→ **TASK BRIEF**
Find the word "total" in the records below. List each line containing it.

####

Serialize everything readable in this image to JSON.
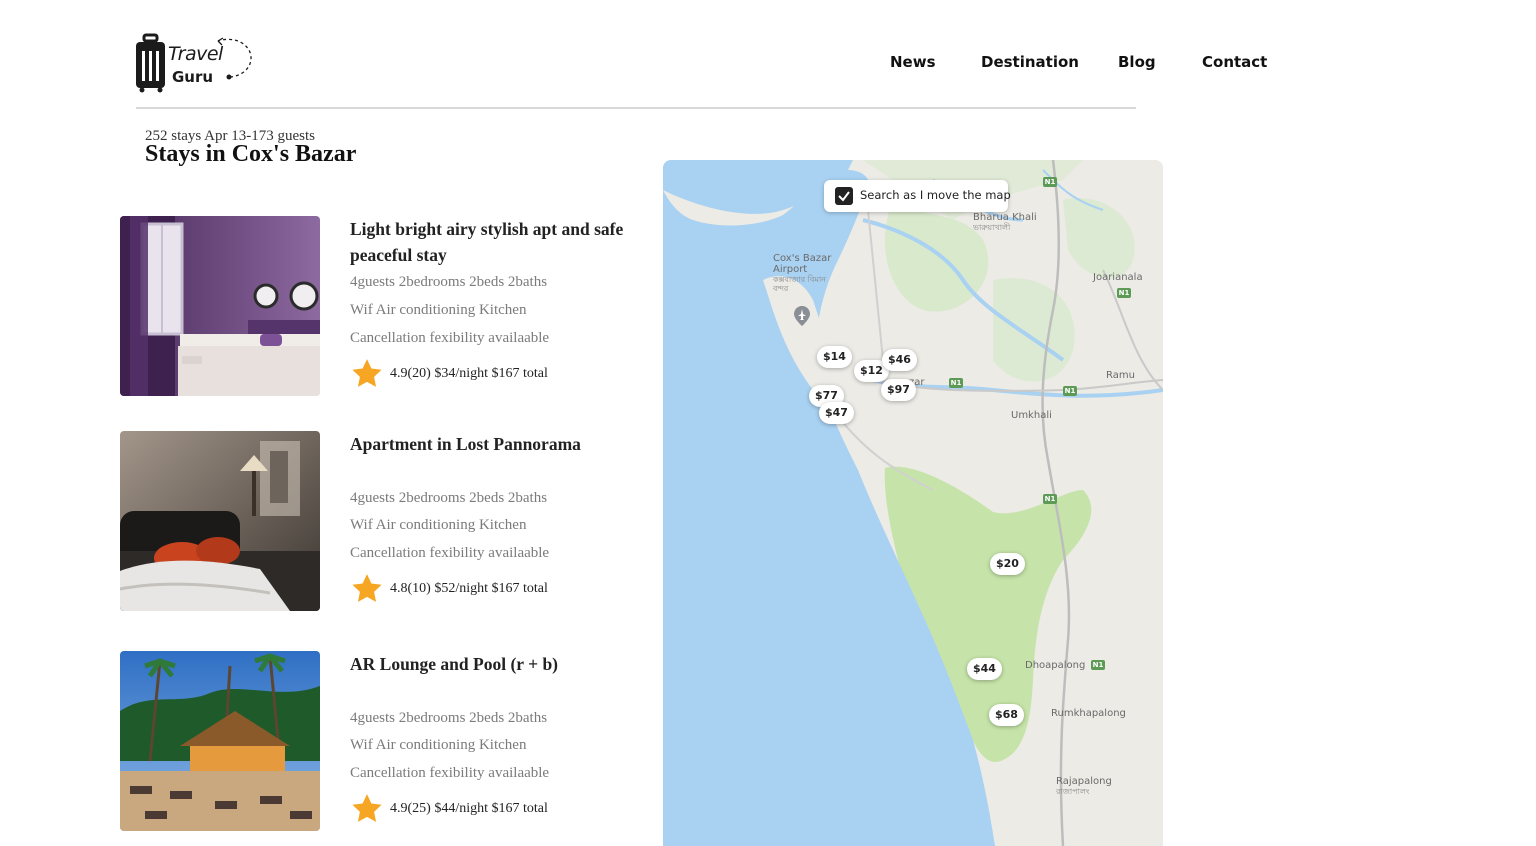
{
  "header": {
    "logo": {
      "line1": "Travel",
      "line2": "Guru"
    },
    "nav": [
      {
        "label": "News"
      },
      {
        "label": "Destination"
      },
      {
        "label": "Blog"
      },
      {
        "label": "Contact"
      }
    ]
  },
  "search": {
    "summary": "252 stays Apr 13-173 guests",
    "title": "Stays in Cox's Bazar"
  },
  "listings": [
    {
      "title": "Light bright airy stylish apt and safe peaceful stay",
      "guests": "4guests 2bedrooms 2beds 2baths",
      "amenities": "Wif Air conditioning Kitchen",
      "cancellation": "Cancellation fexibility availaable",
      "rating_text": "4.9(20) $34/night $167 total",
      "image": "purple-hotel-bedroom"
    },
    {
      "title": "Apartment in Lost Pannorama",
      "guests": "4guests 2bedrooms 2beds 2baths",
      "amenities": "Wif Air conditioning Kitchen",
      "cancellation": "Cancellation fexibility availaable",
      "rating_text": "4.8(10) $52/night $167 total",
      "image": "dark-bedroom-red-pillows"
    },
    {
      "title": "AR Lounge and Pool (r + b)",
      "guests": "4guests 2bedrooms 2beds 2baths",
      "amenities": "Wif Air conditioning Kitchen",
      "cancellation": "Cancellation fexibility availaable",
      "rating_text": "4.9(25) $44/night $167 total",
      "image": "beach-lounge-palm-trees"
    }
  ],
  "map": {
    "search_toggle_label": "Search as I move the map",
    "search_toggle_checked": true,
    "places": {
      "bharua": "Bharua Khali",
      "bharua_local": "ভারুয়াখালী",
      "airport": "Cox's Bazar Airport",
      "airport_local": "কক্সবাজার বিমান বন্দর",
      "joarianala": "Joarianala",
      "ramu": "Ramu",
      "umkhali": "Umkhali",
      "dhoapalong": "Dhoapalong",
      "rumkhapalong": "Rumkhapalong",
      "rajapalong": "Rajapalong",
      "rajapalong_local": "রাজাপালং",
      "coxs_fragment": "zar",
      "road_n1": "N1"
    },
    "prices": [
      "$14",
      "$12",
      "$46",
      "$97",
      "$77",
      "$47",
      "$20",
      "$44",
      "$68"
    ]
  },
  "colors": {
    "water": "#a9d1f2",
    "land": "#ecebe6",
    "park": "#c6e4a9",
    "star": "#f6a623"
  }
}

####

→ **ANSWER FOR THIS EXERCISE**
      "rating_text": "4.9(20) $34/night $167 total",
      "rating_text": "4.8(10) $52/night $167 total",
      "rating_text": "4.9(25) $44/night $167 total",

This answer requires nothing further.